WHAT YOU ARE ASKED TO DO -
Please pick up the forum thread on shed hunting in Utah and extend it past its final post.

EXCERPT PROVIDED -
# Shed Hunting (and not at home depot)



## utbowhntr (Sep 11, 2007)

Never done any shed hunting before, but my fiancee wants to this year for her art projects, etc. What is the law or regulations on this and where can I find information. When is the best time to start looking? Thanks for your help. Utbowhntr


----------



## Artoxx (Nov 12, 2008)

There is a new shed hunting law in effect this year. You have to take a class that specifies when, where, and how. I am sure you can find it on the UDWR website.

http://wildlife.utah.gov/news/08-03/antlers.php This link goes to one of the articles about it.


----------



## fixed blade XC-3 (Sep 11, 2007)

When they say northern Utah, are they talking the Northern Deer Region?


----------



## Artoxx (Nov 12, 2008)

That is the assumption that I would make, but it might not hurt to call the division and double check the boundaries of this intent. If they meant the northern half of the state, where the mud is deep and the damage is easy, then that would be different than the northern _region._ Call and double check to avoid unpleasant issues.


----------



## Amy (Jan 22, 2009)

Artoxx is right-there is a new shed hunting law in effect this year. Unfortunately, the news release he cited is from last year, and the law has changed since then. There is no longer a regional restriction. You can read about the latest changes at http://wildlife.utah.gov/news/09-02/shed_antler.php.

Basically, if you want to hunt sheds anywhere in Utah between Feb. 1 and Apr. 15, you just have to complete a free online course and have the certificate of completion with you when you're out in the field. The link to the course is http://wildlife.utah.gov/shedantler. If you're headed out after Apr. 15, you don't need to take the course. Hope this helps!

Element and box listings
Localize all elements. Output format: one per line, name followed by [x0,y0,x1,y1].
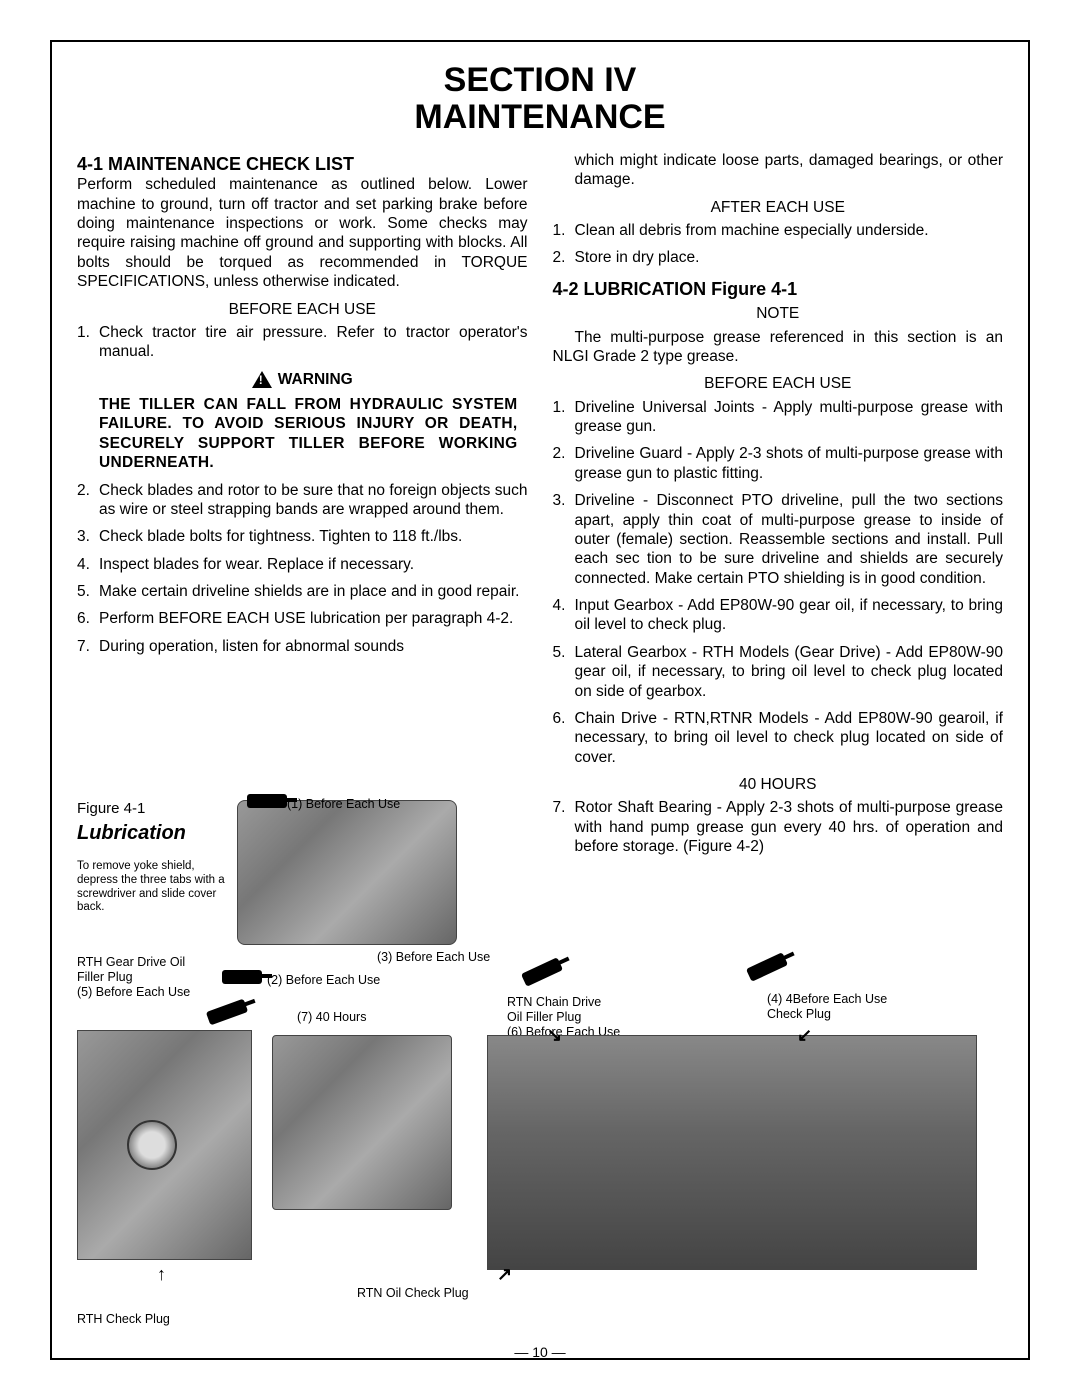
before-list-left-cont: 2.Check blades and rotor to be sure that… [77,481,528,657]
rth-check-plug-label: RTH Check Plug [77,1312,170,1326]
intro-paragraph: Perform scheduled maintenance as outline… [77,175,528,291]
after-each-use-label: AFTER EACH USE [553,198,1004,217]
bush-hog-logo-icon [127,1120,177,1170]
callout-1: (1) Before Each Use [287,797,400,811]
page-number: — 10 — [52,1344,1028,1360]
warning-heading: WARNING [77,370,528,389]
list-item: 1.Check tractor tire air pressure. Refer… [77,323,528,362]
list-item: 4.Inspect blades for wear. Replace if ne… [77,555,528,574]
warning-label: WARNING [278,370,353,389]
heading-4-2: 4-2 LUBRICATION Figure 4-1 [553,278,1004,301]
title-line-1: SECTION IV [77,62,1003,99]
grease-gun-icon [222,970,262,984]
figure-label: Figure 4-1 [77,800,145,817]
list-item: 1.Clean all debris from machine especial… [553,221,1004,240]
list-item: 3.Driveline - Disconnect PTO driveline, … [553,491,1004,588]
right-column: which might indicate loose parts, damage… [553,151,1004,865]
grease-gun-icon [746,952,788,982]
list-item: 1.Driveline Universal Joints - Apply mul… [553,398,1004,437]
list-item: 4.Input Gearbox - Add EP80W-90 gear oil,… [553,596,1004,635]
list-item: 6.Perform BEFORE EACH USE lubrication pe… [77,609,528,628]
callout-4: (4) 4Before Each Use Check Plug [767,992,917,1022]
list-item: 5.Make certain driveline shields are in … [77,582,528,601]
driveline-photo [237,800,457,945]
lubrication-before-list: 1.Driveline Universal Joints - Apply mul… [553,398,1004,767]
list-item: 3.Check blade bolts for tightness. Tight… [77,527,528,546]
note-text: The multi-purpose grease referenced in t… [553,328,1004,367]
note-label: NOTE [553,304,1004,323]
before-list-left: 1.Check tractor tire air pressure. Refer… [77,323,528,362]
list-item: 6.Chain Drive - RTN,RTNR Models - Add EP… [553,709,1004,767]
rotor-bearing-photo [272,1035,452,1210]
40-hours-label: 40 HOURS [553,775,1004,794]
grease-gun-icon [521,957,563,987]
callout-6: RTN Chain Drive Oil Filler Plug (6) Befo… [507,995,627,1040]
callout-2: (2) Before Each Use [267,973,380,987]
figure-title: Lubrication [77,822,186,845]
left-column: 4-1 MAINTENANCE CHECK LIST Perform sched… [77,151,528,865]
list-item: 2.Store in dry place. [553,248,1004,267]
yoke-shield-note: To remove yoke shield, depress the three… [77,860,227,915]
list-item: 2.Driveline Guard - Apply 2-3 shots of m… [553,444,1004,483]
two-column-layout: 4-1 MAINTENANCE CHECK LIST Perform sched… [77,151,1003,865]
warning-text: THE TILLER CAN FALL FROM HYDRAULIC SYSTE… [77,395,528,473]
continuation-text: which might indicate loose parts, damage… [553,151,1004,190]
heading-4-1: 4-1 MAINTENANCE CHECK LIST [77,153,528,176]
section-title: SECTION IV MAINTENANCE [77,62,1003,137]
after-list: 1.Clean all debris from machine especial… [553,221,1004,268]
callout-5: RTH Gear Drive Oil Filler Plug (5) Befor… [77,955,217,1000]
page-frame: SECTION IV MAINTENANCE 4-1 MAINTENANCE C… [50,40,1030,1360]
tiller-machine-photo [487,1035,977,1270]
before-each-use-label: BEFORE EACH USE [77,300,528,319]
callout-3: (3) Before Each Use [377,950,490,964]
callout-7: (7) 40 Hours [297,1010,366,1024]
grease-gun-icon [247,794,287,808]
warning-triangle-icon [252,371,272,388]
title-line-2: MAINTENANCE [77,99,1003,136]
grease-gun-icon [206,999,248,1026]
list-item: 7.During operation, listen for abnormal … [77,637,528,656]
rtn-check-plug-label: RTN Oil Check Plug [357,1286,469,1300]
before-each-use-label-2: BEFORE EACH USE [553,374,1004,393]
list-item: 5.Lateral Gearbox - RTH Models (Gear Dri… [553,643,1004,701]
figure-4-1-area: Figure 4-1 Lubrication To remove yoke sh… [77,800,1003,1340]
list-item: 2.Check blades and rotor to be sure that… [77,481,528,520]
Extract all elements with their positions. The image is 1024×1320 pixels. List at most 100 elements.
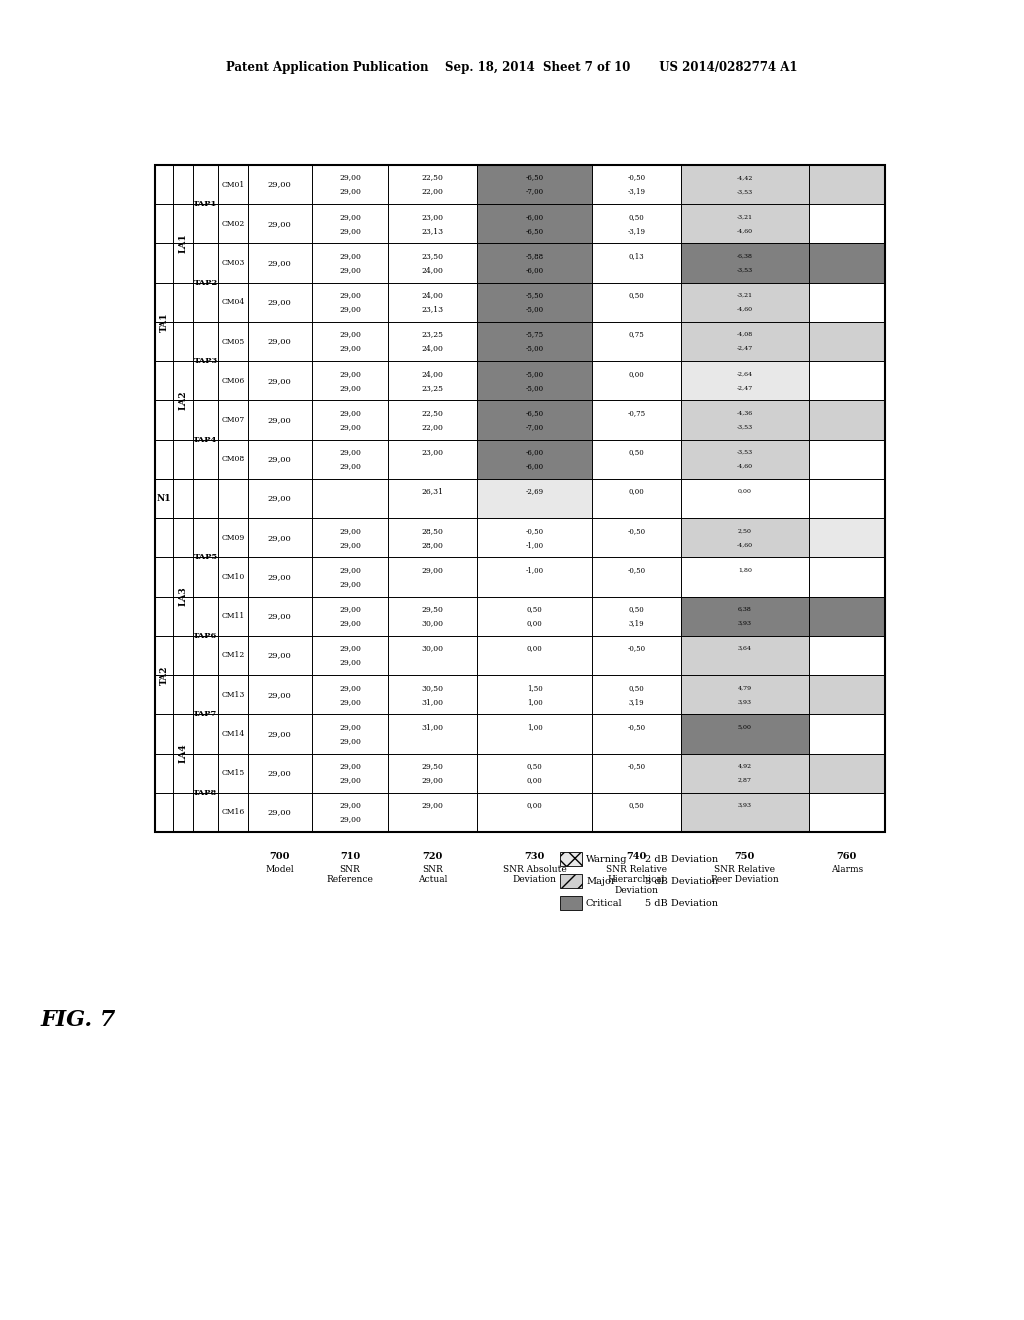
Bar [681, 165, 809, 205]
Text: 23,00: 23,00 [422, 213, 443, 220]
Text: CM13: CM13 [221, 690, 245, 698]
Text: 29,00: 29,00 [268, 220, 292, 228]
Bar [477, 362, 592, 400]
Text: -5,88: -5,88 [525, 252, 544, 260]
Text: -5,75: -5,75 [525, 330, 544, 338]
Text: CM04: CM04 [221, 298, 245, 306]
Text: 3,64: 3,64 [738, 645, 752, 651]
Text: -2,47: -2,47 [736, 346, 753, 351]
Text: 23,00: 23,00 [422, 449, 443, 457]
Text: -4,42: -4,42 [736, 176, 753, 180]
Bar [809, 754, 885, 793]
Text: CM05: CM05 [221, 338, 245, 346]
Text: Alarms: Alarms [830, 865, 863, 874]
Text: -4,08: -4,08 [736, 333, 753, 337]
Text: -6,00: -6,00 [525, 267, 544, 275]
Text: 0,50: 0,50 [526, 762, 543, 770]
Bar [560, 896, 582, 909]
Text: Major: Major [586, 876, 615, 886]
Bar [809, 165, 885, 205]
Bar [477, 440, 592, 479]
Text: 30,50: 30,50 [422, 684, 443, 692]
Text: 29,00: 29,00 [268, 808, 292, 816]
Text: 22,50: 22,50 [422, 174, 443, 182]
Text: 4,79: 4,79 [738, 685, 752, 690]
Bar [809, 519, 885, 557]
Text: 29,00: 29,00 [339, 292, 360, 300]
Text: 29,00: 29,00 [268, 181, 292, 189]
Bar [681, 243, 809, 282]
Text: 0,50: 0,50 [629, 605, 644, 614]
Bar [477, 322, 592, 362]
Text: -4,60: -4,60 [737, 543, 753, 548]
Text: -0,75: -0,75 [628, 409, 646, 417]
Bar [681, 754, 809, 793]
Text: -0,50: -0,50 [628, 566, 646, 574]
Text: 29,00: 29,00 [268, 298, 292, 306]
Text: CM16: CM16 [221, 808, 245, 816]
Bar [681, 322, 809, 362]
Text: -0,50: -0,50 [628, 174, 646, 182]
Text: CM10: CM10 [221, 573, 245, 581]
Bar [681, 597, 809, 636]
Text: 28,50: 28,50 [422, 527, 443, 535]
Text: 2 dB Deviation: 2 dB Deviation [645, 854, 718, 863]
Text: 31,00: 31,00 [422, 723, 443, 731]
Text: -4,36: -4,36 [737, 411, 753, 416]
Text: -0,50: -0,50 [628, 644, 646, 652]
Text: 29,00: 29,00 [339, 305, 360, 313]
Text: 24,00: 24,00 [422, 292, 443, 300]
Text: -3,19: -3,19 [628, 187, 645, 195]
Text: 1,00: 1,00 [526, 698, 543, 706]
Text: 29,00: 29,00 [268, 259, 292, 267]
Text: FIG. 7: FIG. 7 [40, 1008, 116, 1031]
Text: -3,21: -3,21 [737, 293, 753, 298]
Text: -5,00: -5,00 [525, 370, 544, 378]
Text: -6,50: -6,50 [525, 409, 544, 417]
Text: 29,00: 29,00 [339, 187, 360, 195]
Text: 23,50: 23,50 [422, 252, 443, 260]
Text: TAP6: TAP6 [194, 632, 218, 640]
Text: 0,00: 0,00 [526, 776, 543, 784]
Bar [681, 636, 809, 675]
Text: -3,21: -3,21 [737, 214, 753, 219]
Text: 29,00: 29,00 [268, 416, 292, 424]
Text: -5,00: -5,00 [525, 345, 544, 352]
Text: 26,31: 26,31 [422, 487, 443, 495]
Text: -4,60: -4,60 [737, 228, 753, 234]
Text: 3,19: 3,19 [629, 619, 644, 627]
Text: 740: 740 [627, 851, 647, 861]
Text: 29,00: 29,00 [268, 376, 292, 385]
Bar [809, 322, 885, 362]
Text: CM15: CM15 [221, 770, 245, 777]
Text: CM12: CM12 [221, 652, 245, 660]
Text: CM03: CM03 [221, 259, 245, 267]
Text: 29,00: 29,00 [339, 422, 360, 432]
Text: 4,92: 4,92 [738, 764, 752, 768]
Text: 29,00: 29,00 [339, 267, 360, 275]
Text: -3,53: -3,53 [737, 425, 753, 429]
Text: -1,00: -1,00 [525, 566, 544, 574]
Text: 710: 710 [340, 851, 360, 861]
Text: 29,00: 29,00 [339, 723, 360, 731]
Text: 700: 700 [269, 851, 290, 861]
Text: 0,00: 0,00 [526, 619, 543, 627]
Bar [477, 400, 592, 440]
Text: CM08: CM08 [221, 455, 245, 463]
Text: TAP8: TAP8 [194, 789, 218, 797]
Text: 29,00: 29,00 [339, 449, 360, 457]
Text: 29,00: 29,00 [339, 174, 360, 182]
Bar [560, 851, 582, 866]
Text: 760: 760 [837, 851, 857, 861]
Bar [681, 400, 809, 440]
Text: 3 dB Deviation: 3 dB Deviation [645, 876, 718, 886]
Text: -0,50: -0,50 [628, 723, 646, 731]
Text: LA2: LA2 [178, 391, 187, 411]
Text: 5 dB Deviation: 5 dB Deviation [645, 899, 718, 908]
Text: 23,13: 23,13 [422, 305, 443, 313]
Text: 29,00: 29,00 [339, 684, 360, 692]
Text: 29,00: 29,00 [422, 801, 443, 809]
Text: 3,93: 3,93 [738, 803, 752, 808]
Text: TAP4: TAP4 [194, 436, 218, 444]
Text: 29,00: 29,00 [339, 737, 360, 744]
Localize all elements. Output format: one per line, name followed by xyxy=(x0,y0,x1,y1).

TASK RESULT -
----------



## HJB (May 22, 2008)

Shed hunting isn't as easy as it sounds, unless you have private property access. First of all you need to track the deer from January-March and pattern them. The snow fall takes them up or down the mountain from day to day. 
Some of the best places to hunt are the WMA properties. They usually hold large numbers of wintering game. Other than that I would just glass the hills everyday and wait til you start seeing bucks with one antler or none.
I'm lucky enough to be able to scout from my house on the Wasatch front so I keep my eye on the deer everyday and pattern them as good as possible.
Some of the Deer in Northern Utah have already dropped but yesterday we got 2 feet of snow, so those sheds are going to be buried for quite a while. Many bucks are still packing so just get out there and look around. As long as the conditions stay consistent the deer will hold up in the same area. That is unless you have people running them around.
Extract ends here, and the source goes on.